>> BEGIN MATERIAL FOR THIS EXERCISE

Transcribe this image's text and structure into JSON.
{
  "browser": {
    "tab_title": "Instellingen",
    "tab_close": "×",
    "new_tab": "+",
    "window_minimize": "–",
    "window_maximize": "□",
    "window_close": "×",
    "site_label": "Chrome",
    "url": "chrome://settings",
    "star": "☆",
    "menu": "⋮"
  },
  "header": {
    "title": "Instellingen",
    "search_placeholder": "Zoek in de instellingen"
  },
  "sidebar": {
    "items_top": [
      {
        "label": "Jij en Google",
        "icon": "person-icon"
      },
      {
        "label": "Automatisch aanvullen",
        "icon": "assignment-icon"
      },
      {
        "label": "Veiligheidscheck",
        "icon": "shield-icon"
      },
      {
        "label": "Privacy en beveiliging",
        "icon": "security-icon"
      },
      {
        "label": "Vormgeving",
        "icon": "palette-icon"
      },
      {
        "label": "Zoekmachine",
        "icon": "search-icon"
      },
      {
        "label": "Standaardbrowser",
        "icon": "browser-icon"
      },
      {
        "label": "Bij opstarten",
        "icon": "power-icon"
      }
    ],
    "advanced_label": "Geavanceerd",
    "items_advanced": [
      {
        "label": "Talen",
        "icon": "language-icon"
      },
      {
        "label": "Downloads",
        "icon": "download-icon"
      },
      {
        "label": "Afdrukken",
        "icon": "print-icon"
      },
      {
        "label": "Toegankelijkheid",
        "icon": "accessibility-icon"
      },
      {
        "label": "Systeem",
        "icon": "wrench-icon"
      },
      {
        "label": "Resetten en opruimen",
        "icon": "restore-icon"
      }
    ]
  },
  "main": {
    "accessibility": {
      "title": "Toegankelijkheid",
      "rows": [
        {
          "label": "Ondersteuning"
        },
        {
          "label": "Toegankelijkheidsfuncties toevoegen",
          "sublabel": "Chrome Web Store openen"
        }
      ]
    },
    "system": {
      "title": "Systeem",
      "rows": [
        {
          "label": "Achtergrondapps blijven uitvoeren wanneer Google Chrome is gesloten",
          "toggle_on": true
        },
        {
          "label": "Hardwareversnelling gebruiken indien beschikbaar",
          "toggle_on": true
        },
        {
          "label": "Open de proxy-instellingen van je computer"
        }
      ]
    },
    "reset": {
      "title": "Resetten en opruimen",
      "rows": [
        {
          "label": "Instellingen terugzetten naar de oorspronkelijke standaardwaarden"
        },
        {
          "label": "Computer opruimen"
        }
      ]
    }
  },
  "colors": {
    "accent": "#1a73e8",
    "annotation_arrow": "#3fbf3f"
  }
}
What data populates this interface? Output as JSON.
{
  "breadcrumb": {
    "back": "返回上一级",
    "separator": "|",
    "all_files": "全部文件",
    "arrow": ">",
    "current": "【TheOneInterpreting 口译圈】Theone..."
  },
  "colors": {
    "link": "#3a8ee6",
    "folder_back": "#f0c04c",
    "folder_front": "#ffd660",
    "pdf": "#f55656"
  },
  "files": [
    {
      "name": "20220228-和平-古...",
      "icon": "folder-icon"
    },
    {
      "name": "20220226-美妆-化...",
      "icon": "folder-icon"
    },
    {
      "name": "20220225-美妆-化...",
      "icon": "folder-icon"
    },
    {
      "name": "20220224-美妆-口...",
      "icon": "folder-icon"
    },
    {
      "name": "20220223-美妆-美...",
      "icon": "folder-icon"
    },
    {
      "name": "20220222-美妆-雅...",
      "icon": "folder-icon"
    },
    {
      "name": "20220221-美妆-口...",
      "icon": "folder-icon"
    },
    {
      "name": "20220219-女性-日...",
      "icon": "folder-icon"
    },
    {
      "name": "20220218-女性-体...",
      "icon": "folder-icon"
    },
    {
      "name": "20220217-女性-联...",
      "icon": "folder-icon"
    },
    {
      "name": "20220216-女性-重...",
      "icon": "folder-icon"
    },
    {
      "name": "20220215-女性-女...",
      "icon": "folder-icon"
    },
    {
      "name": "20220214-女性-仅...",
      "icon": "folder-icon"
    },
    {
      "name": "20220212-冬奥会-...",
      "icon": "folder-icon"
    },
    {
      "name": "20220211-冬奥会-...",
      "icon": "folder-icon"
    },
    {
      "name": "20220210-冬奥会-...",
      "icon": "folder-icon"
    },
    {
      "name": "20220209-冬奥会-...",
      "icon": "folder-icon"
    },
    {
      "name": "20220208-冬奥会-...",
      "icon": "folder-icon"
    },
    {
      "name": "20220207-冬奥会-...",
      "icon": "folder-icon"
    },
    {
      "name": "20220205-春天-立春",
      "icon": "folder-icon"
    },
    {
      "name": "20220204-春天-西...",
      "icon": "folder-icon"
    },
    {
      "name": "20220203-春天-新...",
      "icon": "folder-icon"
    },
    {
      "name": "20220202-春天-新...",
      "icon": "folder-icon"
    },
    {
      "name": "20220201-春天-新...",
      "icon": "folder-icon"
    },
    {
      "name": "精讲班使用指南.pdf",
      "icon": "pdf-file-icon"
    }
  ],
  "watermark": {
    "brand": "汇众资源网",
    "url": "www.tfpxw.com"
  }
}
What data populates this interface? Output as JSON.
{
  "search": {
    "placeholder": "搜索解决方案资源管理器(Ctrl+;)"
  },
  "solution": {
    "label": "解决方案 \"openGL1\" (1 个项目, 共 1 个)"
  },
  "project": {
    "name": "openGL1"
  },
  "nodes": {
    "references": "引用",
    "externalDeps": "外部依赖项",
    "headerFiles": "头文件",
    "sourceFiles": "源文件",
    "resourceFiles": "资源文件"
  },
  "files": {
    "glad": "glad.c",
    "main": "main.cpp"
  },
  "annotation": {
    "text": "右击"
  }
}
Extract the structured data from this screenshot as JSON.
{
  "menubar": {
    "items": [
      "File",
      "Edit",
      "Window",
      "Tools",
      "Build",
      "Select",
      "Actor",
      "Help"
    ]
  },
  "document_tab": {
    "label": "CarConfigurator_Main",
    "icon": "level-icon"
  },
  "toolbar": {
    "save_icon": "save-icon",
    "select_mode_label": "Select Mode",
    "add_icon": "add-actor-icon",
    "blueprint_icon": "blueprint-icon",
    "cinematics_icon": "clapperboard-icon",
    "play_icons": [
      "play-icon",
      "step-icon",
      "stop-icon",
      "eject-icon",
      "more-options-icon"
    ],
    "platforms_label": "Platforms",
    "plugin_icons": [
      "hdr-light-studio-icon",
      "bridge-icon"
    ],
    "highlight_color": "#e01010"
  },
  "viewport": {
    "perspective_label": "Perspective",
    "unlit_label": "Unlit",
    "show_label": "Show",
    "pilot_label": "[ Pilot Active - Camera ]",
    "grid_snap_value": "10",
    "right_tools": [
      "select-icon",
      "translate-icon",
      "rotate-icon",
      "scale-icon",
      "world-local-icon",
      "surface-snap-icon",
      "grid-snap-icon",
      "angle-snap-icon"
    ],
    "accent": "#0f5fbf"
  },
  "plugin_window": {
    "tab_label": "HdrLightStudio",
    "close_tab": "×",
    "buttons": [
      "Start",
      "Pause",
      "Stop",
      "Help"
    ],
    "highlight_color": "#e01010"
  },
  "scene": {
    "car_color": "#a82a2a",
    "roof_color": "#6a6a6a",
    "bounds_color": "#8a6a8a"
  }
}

>> END MATERIAL FOR THIS EXERCISE

_YOUR TASK:_
Only lines with the string "opruimen" belong in your answer; copy each one.

_FULL SOLUTION:_
        "label": "Resetten en opruimen",
      "title": "Resetten en opruimen",
          "label": "Computer opruimen"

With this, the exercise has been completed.